§ What this task involves: Find each line containing the word "Amin" and report how many there are. Add nothing else.

[Stored entries]
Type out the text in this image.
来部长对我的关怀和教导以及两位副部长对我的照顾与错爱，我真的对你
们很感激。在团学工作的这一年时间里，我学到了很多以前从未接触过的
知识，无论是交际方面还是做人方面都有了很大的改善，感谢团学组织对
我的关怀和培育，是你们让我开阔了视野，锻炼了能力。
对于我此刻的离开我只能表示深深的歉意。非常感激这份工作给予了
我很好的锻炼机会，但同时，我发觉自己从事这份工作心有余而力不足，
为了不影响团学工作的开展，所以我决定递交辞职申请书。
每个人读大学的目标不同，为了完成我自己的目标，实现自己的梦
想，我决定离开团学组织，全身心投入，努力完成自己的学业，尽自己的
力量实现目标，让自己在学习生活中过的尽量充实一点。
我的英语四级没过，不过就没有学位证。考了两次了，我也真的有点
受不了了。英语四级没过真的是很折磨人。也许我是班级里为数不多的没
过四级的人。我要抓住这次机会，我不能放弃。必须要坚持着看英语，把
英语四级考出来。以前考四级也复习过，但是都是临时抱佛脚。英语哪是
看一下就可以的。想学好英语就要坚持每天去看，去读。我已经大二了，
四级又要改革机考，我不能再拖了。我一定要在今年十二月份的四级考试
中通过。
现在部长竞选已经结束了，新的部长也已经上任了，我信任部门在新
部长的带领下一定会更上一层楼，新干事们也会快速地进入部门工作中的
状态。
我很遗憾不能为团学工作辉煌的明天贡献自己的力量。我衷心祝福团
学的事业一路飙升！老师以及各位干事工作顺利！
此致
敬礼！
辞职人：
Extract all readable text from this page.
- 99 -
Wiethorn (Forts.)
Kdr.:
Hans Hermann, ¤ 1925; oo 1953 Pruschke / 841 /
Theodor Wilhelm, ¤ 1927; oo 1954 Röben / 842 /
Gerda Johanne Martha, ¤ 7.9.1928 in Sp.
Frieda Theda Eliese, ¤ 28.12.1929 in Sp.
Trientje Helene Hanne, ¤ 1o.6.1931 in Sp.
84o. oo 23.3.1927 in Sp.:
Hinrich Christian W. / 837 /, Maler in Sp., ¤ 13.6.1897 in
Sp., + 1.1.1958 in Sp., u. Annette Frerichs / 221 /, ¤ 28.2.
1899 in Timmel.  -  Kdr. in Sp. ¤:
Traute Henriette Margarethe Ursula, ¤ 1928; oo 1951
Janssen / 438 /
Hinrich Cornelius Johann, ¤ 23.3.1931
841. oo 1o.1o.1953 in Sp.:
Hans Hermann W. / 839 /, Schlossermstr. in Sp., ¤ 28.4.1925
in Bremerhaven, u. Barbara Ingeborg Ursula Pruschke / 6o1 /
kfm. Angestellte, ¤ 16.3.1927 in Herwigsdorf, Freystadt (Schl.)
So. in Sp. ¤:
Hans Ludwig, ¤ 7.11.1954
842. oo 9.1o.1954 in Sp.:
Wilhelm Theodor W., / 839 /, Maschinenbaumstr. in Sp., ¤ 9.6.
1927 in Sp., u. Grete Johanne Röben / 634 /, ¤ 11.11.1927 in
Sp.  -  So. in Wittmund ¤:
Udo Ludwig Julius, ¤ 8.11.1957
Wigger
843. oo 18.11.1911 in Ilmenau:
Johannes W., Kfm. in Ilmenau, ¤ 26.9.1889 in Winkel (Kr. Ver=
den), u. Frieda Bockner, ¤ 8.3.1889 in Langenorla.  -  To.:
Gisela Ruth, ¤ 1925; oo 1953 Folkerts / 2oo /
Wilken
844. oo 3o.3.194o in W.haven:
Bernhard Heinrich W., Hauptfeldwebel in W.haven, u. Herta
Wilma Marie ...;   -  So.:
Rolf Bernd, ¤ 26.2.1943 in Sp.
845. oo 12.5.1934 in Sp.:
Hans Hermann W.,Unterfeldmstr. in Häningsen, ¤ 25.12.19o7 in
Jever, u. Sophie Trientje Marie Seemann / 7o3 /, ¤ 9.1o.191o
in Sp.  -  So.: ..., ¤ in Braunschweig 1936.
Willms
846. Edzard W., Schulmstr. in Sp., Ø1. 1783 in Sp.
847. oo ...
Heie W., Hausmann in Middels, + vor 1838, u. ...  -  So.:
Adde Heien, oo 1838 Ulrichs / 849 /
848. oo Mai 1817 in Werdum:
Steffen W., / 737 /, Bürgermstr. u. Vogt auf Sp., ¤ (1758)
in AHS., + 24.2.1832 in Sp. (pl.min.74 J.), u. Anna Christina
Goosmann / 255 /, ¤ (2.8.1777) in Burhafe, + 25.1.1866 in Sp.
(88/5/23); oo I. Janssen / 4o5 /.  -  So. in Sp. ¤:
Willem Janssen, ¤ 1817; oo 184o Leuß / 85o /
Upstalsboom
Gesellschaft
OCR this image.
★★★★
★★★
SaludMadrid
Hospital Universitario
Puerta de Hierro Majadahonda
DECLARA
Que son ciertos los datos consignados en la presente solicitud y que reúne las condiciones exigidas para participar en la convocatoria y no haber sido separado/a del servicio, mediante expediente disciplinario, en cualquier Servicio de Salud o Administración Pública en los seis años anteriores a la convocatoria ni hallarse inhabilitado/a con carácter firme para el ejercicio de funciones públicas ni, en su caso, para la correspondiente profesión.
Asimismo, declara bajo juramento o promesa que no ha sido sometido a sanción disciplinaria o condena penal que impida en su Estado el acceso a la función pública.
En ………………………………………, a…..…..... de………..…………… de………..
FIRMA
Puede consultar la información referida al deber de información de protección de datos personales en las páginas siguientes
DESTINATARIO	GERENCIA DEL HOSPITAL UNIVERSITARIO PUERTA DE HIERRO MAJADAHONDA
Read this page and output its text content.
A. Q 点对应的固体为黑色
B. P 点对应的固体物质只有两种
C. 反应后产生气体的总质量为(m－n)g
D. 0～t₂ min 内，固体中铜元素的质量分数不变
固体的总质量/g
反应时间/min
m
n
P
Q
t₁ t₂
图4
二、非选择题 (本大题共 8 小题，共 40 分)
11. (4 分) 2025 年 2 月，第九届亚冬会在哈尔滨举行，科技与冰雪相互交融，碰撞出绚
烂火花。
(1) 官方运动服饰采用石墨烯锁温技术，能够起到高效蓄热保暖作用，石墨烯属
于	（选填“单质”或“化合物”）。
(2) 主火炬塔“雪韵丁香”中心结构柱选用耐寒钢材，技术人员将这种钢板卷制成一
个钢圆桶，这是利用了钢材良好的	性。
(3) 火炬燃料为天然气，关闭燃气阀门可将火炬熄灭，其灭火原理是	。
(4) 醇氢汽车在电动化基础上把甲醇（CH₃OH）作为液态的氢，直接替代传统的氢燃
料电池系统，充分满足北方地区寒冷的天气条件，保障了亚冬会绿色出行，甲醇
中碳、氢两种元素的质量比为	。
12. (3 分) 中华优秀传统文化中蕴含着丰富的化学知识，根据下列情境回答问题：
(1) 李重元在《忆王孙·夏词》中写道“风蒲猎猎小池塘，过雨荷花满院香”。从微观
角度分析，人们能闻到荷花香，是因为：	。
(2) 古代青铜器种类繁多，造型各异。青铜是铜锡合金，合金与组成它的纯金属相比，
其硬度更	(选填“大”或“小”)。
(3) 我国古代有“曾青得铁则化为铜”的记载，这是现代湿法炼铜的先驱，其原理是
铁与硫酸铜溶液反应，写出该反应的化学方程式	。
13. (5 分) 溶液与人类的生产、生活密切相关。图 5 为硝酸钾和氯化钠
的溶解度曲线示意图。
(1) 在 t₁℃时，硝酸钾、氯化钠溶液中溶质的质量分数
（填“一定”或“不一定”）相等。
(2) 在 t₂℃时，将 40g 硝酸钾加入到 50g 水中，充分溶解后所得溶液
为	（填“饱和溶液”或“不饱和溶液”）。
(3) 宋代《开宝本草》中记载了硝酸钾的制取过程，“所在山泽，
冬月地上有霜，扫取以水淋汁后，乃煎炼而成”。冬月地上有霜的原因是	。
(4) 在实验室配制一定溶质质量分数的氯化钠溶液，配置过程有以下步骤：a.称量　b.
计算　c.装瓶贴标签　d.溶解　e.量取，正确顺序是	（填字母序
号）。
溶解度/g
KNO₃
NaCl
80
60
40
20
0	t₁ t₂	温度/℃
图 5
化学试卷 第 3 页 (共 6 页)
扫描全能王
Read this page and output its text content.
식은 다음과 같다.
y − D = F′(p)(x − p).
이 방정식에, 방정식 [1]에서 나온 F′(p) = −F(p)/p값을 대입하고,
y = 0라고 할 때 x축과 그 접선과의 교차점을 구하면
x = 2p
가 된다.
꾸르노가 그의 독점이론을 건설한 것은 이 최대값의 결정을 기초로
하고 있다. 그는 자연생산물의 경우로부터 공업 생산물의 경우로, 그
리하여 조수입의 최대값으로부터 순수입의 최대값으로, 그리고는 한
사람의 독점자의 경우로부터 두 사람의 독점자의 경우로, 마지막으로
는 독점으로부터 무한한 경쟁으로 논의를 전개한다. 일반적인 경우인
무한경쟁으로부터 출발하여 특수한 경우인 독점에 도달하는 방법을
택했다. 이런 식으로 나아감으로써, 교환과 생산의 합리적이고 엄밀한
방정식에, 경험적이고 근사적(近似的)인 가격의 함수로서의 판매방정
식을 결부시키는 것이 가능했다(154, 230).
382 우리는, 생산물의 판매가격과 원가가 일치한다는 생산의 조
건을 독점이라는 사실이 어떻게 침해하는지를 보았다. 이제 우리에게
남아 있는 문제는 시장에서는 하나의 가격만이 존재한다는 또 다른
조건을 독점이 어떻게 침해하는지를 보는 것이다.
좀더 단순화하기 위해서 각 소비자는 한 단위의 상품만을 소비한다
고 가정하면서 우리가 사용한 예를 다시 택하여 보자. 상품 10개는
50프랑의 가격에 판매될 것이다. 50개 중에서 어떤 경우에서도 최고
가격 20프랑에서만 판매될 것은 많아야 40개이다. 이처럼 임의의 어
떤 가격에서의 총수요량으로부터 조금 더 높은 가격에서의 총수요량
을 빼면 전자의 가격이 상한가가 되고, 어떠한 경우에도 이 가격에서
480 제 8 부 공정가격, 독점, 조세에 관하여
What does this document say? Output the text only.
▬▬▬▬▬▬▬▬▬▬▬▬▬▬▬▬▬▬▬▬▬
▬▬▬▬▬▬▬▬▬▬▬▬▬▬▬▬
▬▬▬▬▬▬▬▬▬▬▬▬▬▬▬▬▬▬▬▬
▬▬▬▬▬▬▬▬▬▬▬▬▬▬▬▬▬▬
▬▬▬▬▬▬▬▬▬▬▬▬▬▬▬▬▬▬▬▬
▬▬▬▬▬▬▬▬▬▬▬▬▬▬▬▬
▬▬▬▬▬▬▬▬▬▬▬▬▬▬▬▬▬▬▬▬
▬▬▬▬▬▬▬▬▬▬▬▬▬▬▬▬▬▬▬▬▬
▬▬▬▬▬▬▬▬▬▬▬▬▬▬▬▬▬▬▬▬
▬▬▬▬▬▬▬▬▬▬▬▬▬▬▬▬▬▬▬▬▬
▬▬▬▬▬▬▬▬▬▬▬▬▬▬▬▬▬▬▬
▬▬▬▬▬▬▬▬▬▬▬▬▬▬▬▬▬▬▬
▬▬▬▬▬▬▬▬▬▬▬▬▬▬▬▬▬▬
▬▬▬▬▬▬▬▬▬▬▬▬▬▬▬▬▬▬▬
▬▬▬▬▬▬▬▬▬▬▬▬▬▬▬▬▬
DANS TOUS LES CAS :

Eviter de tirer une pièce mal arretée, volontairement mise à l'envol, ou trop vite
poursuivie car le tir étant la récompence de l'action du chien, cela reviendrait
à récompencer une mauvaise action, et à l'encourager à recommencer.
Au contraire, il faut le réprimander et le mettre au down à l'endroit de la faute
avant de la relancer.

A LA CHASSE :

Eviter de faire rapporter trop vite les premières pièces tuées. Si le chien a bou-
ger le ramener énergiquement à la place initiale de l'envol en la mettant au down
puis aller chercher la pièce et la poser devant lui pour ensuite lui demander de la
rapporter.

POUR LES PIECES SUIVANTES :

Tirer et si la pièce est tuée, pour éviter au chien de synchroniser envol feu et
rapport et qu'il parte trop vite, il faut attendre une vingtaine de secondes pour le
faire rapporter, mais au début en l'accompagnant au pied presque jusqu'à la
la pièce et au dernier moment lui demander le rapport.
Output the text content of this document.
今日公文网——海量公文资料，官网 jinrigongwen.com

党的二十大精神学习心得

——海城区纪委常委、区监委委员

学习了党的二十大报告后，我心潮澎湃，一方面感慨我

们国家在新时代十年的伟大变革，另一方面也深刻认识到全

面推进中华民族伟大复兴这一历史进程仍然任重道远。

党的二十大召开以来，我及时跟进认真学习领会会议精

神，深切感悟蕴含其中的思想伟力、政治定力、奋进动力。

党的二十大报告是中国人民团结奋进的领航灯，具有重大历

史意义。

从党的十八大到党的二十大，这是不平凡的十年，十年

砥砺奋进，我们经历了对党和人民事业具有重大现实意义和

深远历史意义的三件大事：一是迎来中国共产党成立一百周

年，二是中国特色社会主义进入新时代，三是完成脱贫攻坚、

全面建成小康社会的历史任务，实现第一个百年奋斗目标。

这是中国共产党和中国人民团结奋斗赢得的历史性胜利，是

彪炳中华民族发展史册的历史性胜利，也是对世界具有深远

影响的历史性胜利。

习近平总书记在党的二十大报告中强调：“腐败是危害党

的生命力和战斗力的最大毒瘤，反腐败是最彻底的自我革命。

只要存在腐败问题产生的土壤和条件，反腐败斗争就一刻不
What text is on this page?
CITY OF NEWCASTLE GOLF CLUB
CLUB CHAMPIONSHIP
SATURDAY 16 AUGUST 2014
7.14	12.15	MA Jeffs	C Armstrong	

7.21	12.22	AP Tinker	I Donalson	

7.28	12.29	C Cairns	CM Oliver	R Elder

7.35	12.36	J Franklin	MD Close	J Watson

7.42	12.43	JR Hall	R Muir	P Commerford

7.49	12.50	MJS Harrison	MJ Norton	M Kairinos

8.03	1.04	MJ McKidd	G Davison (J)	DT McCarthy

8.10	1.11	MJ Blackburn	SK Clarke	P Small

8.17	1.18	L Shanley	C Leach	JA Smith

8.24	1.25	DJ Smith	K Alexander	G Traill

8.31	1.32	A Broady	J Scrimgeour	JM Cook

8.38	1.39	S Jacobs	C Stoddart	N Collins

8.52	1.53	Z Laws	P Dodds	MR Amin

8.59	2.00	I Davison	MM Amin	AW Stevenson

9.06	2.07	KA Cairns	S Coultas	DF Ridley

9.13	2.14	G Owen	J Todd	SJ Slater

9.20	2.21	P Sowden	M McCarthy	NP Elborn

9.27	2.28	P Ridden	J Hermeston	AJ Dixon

§ Solution to the exercise: 2